PROBLEM TO SOLVE: Every line with the word "Meghraj" in it should be extracted from the data that follows.

Dataset items:
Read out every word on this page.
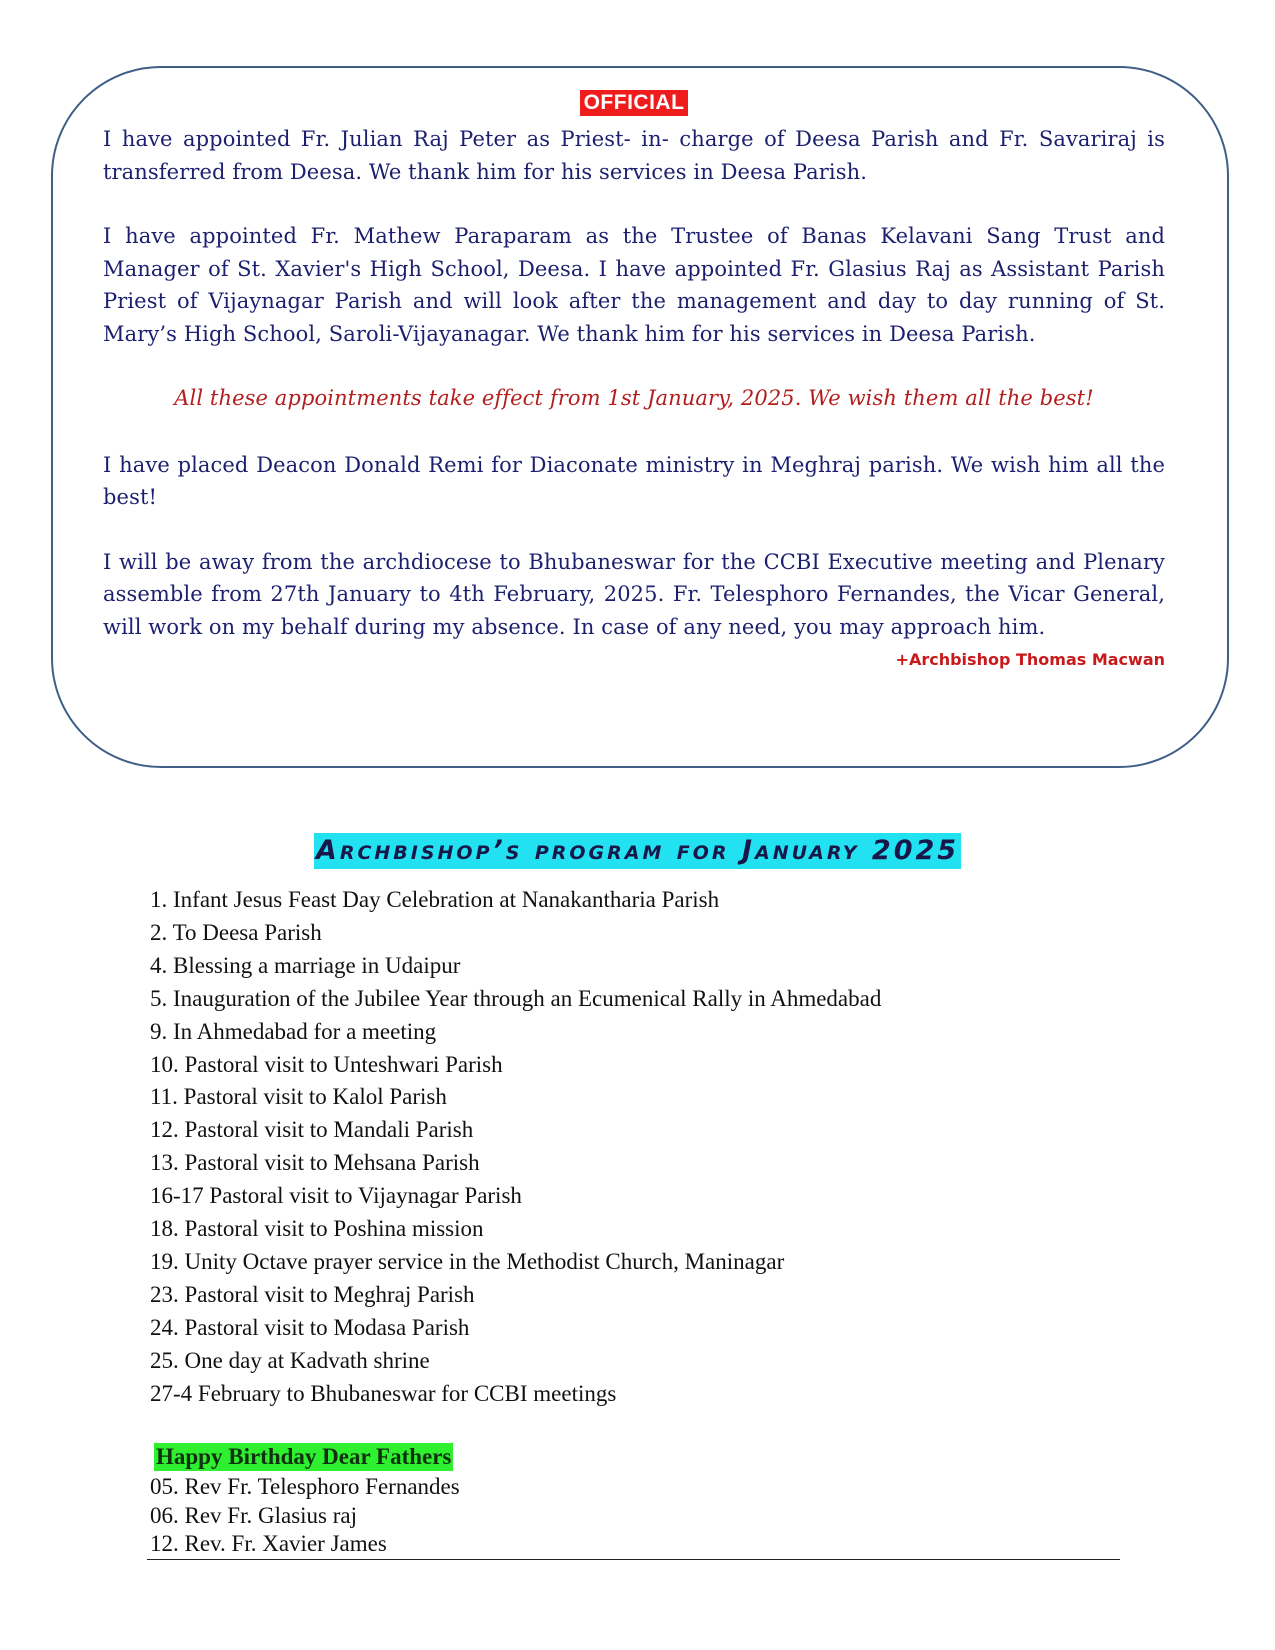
OFFICIAL

I have appointed Fr. Julian Raj Peter as Priest- in- charge of Deesa Parish and Fr. Savariraj is transferred from Deesa. We thank him for his services in Deesa Parish.

I have appointed Fr. Mathew Paraparam as the Trustee of Banas Kelavani Sang Trust and Manager of St. Xavier's High School, Deesa. I have appointed Fr. Glasius Raj as Assistant Parish Priest of Vijaynagar Parish and will look after the management and day to day running of St. Mary’s High School, Saroli-Vijayanagar. We thank him for his services in Deesa Parish.

All these appointments take effect from 1st January, 2025. We wish them all the best!

I have placed Deacon Donald Remi for Diaconate ministry in Meghraj parish. We wish him all the best!

I will be away from the archdiocese to Bhubaneswar for the CCBI Executive meeting and Plenary assemble from 27th January to 4th February, 2025. Fr. Telesphoro Fernandes, the Vicar General, will work on my behalf during my absence. In case of any need, you may approach him.

+Archbishop Thomas Macwan
Archbishop’s program for January 2025
1. Infant Jesus Feast Day Celebration at Nanakantharia Parish
2. To Deesa Parish
4. Blessing a marriage in Udaipur
5. Inauguration of the Jubilee Year through an Ecumenical Rally in Ahmedabad
9. In Ahmedabad for a meeting
10. Pastoral visit to Unteshwari Parish
11. Pastoral visit to Kalol Parish
12. Pastoral visit to Mandali Parish
13. Pastoral visit to Mehsana Parish
16-17 Pastoral visit to Vijaynagar Parish
18. Pastoral visit to Poshina mission
19. Unity Octave prayer service in the Methodist Church, Maninagar
23. Pastoral visit to Meghraj Parish
24. Pastoral visit to Modasa Parish
25. One day at Kadvath shrine
27-4 February to Bhubaneswar for CCBI meetings
Happy Birthday Dear Fathers
05. Rev Fr. Telesphoro Fernandes
06. Rev Fr. Glasius raj
12. Rev. Fr. Xavier James
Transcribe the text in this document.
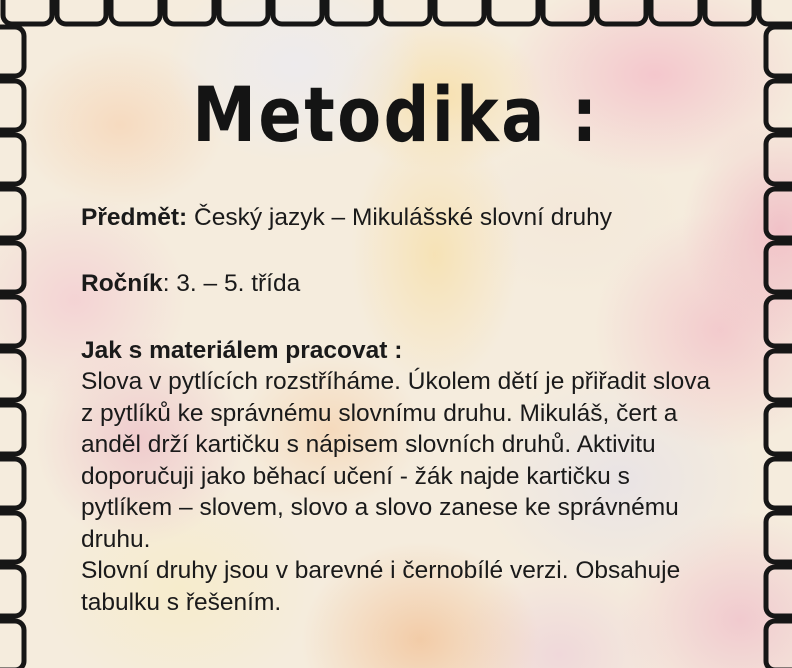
Metodika :
Předmět: Český jazyk – Mikulášské slovní druhy
Ročník: 3. – 5. třída
Jak s materiálem pracovat :
Slova v pytlících rozstříháme. Úkolem dětí je přiřadit slova
z pytlíků ke správnému slovnímu druhu. Mikuláš, čert a
anděl drží kartičku s nápisem slovních druhů. Aktivitu
doporučuji jako běhací učení - žák najde kartičku s
pytlíkem – slovem, slovo a slovo zanese ke správnému
druhu.
Slovní druhy jsou v barevné i černobílé verzi. Obsahuje
tabulku s řešením.
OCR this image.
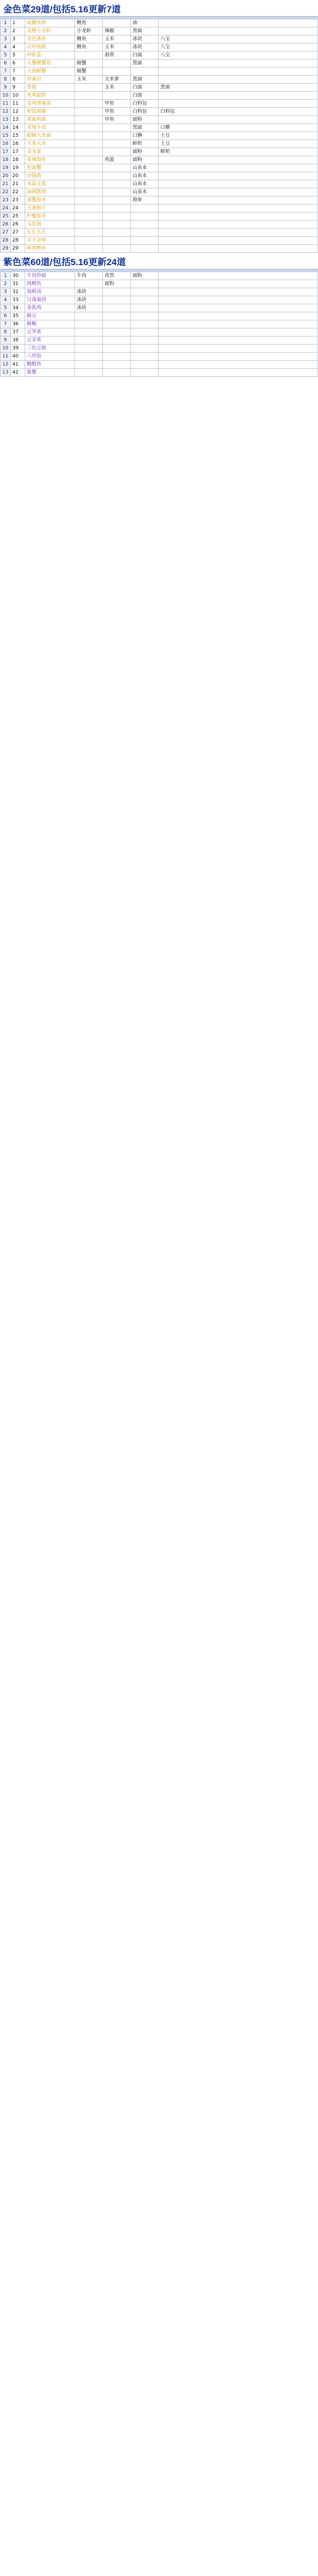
金色菜29道/包括5.16更新7道
1	1	前腿鱼排	鲤鱼		油	
2	2	金楂小龙虾	小龙虾	辣椒	黑面	
3	3	金色蒸鱼	鲤鱼	玉米	冰块	八宝
4	4	百珍鱼糕	鲤鱼	玉米	冰块	八宝
5	5	炒虾盖		海带	白面	八宝
6	6	大蟹稀蟹卷	螃蟹		黑面	
7	7	大海鲜蟹	螃蟹			
8	8	炒番田	玉米	大米萝	黑面	
9	9	香烧		玉米	白面	黑面
10	10	鱼鸡混拼			白面	
11	11	金鸡领袖雷		甲鱼	白料包	
12	12	和饭面爆		甲鱼	白料包	白料包
13	13	黄面鸡面		甲鱼	面粉	
14	14	雪地牛尾			黑面	口蘑
15	15	蛤蜊大米面			口蘑	土豆
16	16	天香大米			鲜奶	土豆
17	17	金龙蛋			面粉	鲜奶
18	18	香辣海鱼		鸡蛋	面粉	
19	19	豹面蟹			山泉水	
20	20	沙锅鸽			山泉水	
21	21	水晶玉莲			山泉水	
22	22	油焖酱烧			山泉水	
23	23	深蟹海米			海参	
24	24	夫妻肺片				
25	25	柠檬果香				
26	26	乌发锅				
27	27	长长久久				
28	28	羊羊美味				
29	29	鲜蒸鲤鱼				
紫色菜60道/包括5.16更新24道
1	30	牛肉炒面	牛肉	孜然	面粉	
2	31	炖鲤鱼		面粉		
3	32	海鲜汤	冰块			
4	33	日落面团	冰块			
5	34	香焦鸡	冰块			
6	35	酥豆				
7	36	酥鲍				
8	37	豆笋菜				
9	38	豆芽菜				
10	39	三色豆腐				
11	40	八珍饭				
12	41	糖醋鱼				
13	42	紫蟹				
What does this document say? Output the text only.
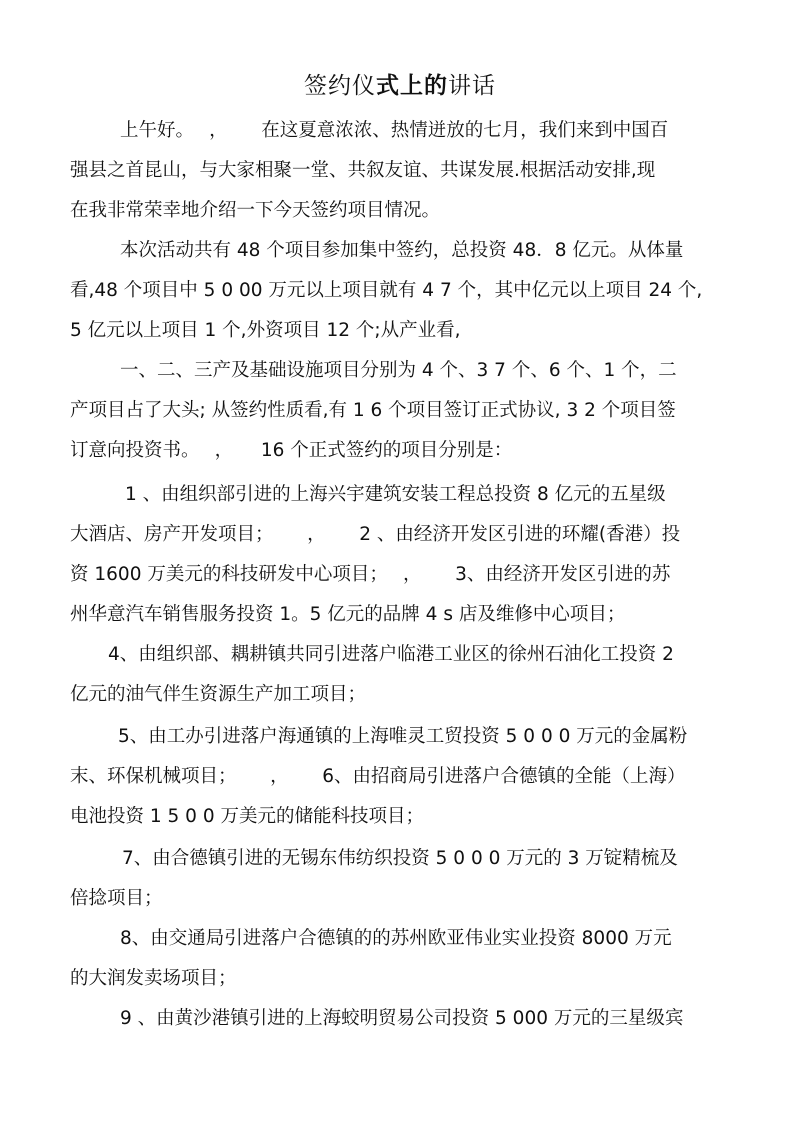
签约仪式上的讲话
上午好。　 ，　　 在这夏意浓浓、热情迸放的七月，我们来到中国百
强县之首昆山，与大家相聚一堂、共叙友谊、共谋发展.根据活动安排,现
在我非常荣幸地介绍一下今天签约项目情况。
本次活动共有 48 个项目参加集中签约，总投资 48．8 亿元。从体量
看,48 个项目中 5 0 00 万元以上项目就有 4 7 个，其中亿元以上项目 24 个,
5 亿元以上项目 1 个,外资项目 12 个;从产业看,
一、二、三产及基础设施项目分别为 4 个、3 7 个、6 个、1 个，二
产项目占了大头; 从签约性质看,有 1 6 个项目签订正式协议, 3 2 个项目签
订意向投资书。　 ，　　16 个正式签约的项目分别是：
1 、由组织部引进的上海兴宇建筑安装工程总投资 8 亿元的五星级
大酒店、房产开发项目；　　 ，　　 2 、由经济开发区引进的环耀(香港）投
资 1600 万美元的科技研发中心项目；　 ，　　 3、由经济开发区引进的苏
州华意汽车销售服务投资 1。5 亿元的品牌 4 s 店及维修中心项目；
4、由组织部、耦耕镇共同引进落户临港工业区的徐州石油化工投资 2
亿元的油气伴生资源生产加工项目；
5、由工办引进落户海通镇的上海唯灵工贸投资 5 0 0 0 万元的金属粉
末、环保机械项目；　　 ，　　 6、由招商局引进落户合德镇的全能（上海）
电池投资 1 5 0 0 万美元的储能科技项目；
7、由合德镇引进的无锡东伟纺织投资 5 0 0 0 万元的 3 万锭精梳及
倍捻项目；
8、由交通局引进落户合德镇的的苏州欧亚伟业实业投资 8000 万元
的大润发卖场项目；
9 、由黄沙港镇引进的上海蛟明贸易公司投资 5 000 万元的三星级宾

FINAL RESULT:
I have placed Deacon Donald Remi for Diaconate ministry in Meghraj parish. We wish him all the best!
23. Pastoral visit to Meghraj Parish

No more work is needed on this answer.